▶ DIRECTIONS: The records below must be duplicated exactly, character for character.

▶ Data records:
+ + +

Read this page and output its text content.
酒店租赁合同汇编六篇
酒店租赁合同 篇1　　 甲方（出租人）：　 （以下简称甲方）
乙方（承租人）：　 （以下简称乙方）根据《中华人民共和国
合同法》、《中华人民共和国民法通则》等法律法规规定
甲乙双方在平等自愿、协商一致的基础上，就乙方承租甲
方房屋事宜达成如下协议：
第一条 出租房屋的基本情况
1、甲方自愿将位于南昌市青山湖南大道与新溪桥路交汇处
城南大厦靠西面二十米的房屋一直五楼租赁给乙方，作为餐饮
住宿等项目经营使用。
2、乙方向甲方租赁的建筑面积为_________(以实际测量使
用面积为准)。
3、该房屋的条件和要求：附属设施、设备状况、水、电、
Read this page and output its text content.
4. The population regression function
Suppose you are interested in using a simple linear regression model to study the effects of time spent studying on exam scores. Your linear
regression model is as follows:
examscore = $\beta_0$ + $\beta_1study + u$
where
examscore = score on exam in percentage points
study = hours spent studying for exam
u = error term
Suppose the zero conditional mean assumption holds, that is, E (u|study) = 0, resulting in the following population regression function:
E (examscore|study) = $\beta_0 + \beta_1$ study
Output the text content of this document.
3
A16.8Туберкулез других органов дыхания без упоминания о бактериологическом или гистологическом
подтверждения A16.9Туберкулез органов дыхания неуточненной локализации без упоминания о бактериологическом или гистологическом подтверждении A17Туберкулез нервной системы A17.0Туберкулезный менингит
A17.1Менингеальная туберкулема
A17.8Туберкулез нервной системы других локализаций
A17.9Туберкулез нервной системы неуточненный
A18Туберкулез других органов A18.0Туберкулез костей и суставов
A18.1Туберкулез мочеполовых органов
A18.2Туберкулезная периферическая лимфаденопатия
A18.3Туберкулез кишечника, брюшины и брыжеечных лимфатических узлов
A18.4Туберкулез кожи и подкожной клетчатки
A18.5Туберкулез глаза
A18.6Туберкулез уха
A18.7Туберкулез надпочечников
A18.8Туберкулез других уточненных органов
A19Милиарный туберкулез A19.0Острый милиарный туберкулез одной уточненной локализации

+ + +

▶ FINAL RESULT:
Read this page and output its text content.
酒店租赁合同汇编六篇
酒店租赁合同 篇1　　 甲方（出租人）：　 （以下简称甲方）
乙方（承租人）：　 （以下简称乙方）根据《中华人民共和国
合同法》、《中华人民共和国民法通则》等法律法规规定
甲乙双方在平等自愿、协商一致的基础上，就乙方承租甲
方房屋事宜达成如下协议：
第一条 出租房屋的基本情况
1、甲方自愿将位于南昌市青山湖南大道与新溪桥路交汇处
城南大厦靠西面二十米的房屋一直五楼租赁给乙方，作为餐饮
住宿等项目经营使用。
2、乙方向甲方租赁的建筑面积为_________(以实际测量使
用面积为准)。
3、该房屋的条件和要求：附属设施、设备状况、水、电、
Read this page and output its text content.
4. The population regression function
Suppose you are interested in using a simple linear regression model to study the effects of time spent studying on exam scores. Your linear
regression model is as follows:
examscore = $\beta_0$ + $\beta_1study + u$
where
examscore = score on exam in percentage points
study = hours spent studying for exam
u = error term
Suppose the zero conditional mean assumption holds, that is, E (u|study) = 0, resulting in the following population regression function:
E (examscore|study) = $\beta_0 + \beta_1$ study
Output the text content of this document.
3
A16.8Туберкулез других органов дыхания без упоминания о бактериологическом или гистологическом
подтверждения A16.9Туберкулез органов дыхания неуточненной локализации без упоминания о бактериологическом или гистологическом подтверждении A17Туберкулез нервной системы A17.0Туберкулезный менингит
A17.1Менингеальная туберкулема
A17.8Туберкулез нервной системы других локализаций
A17.9Туберкулез нервной системы неуточненный
A18Туберкулез других органов A18.0Туберкулез костей и суставов
A18.1Туберкулез мочеполовых органов
A18.2Туберкулезная периферическая лимфаденопатия
A18.3Туберкулез кишечника, брюшины и брыжеечных лимфатических узлов
A18.4Туберкулез кожи и подкожной клетчатки
A18.5Туберкулез глаза
A18.6Туберкулез уха
A18.7Туберкулез надпочечников
A18.8Туберкулез других уточненных органов
A19Милиарный туберкулез A19.0Острый милиарный туберкулез одной уточненной локализации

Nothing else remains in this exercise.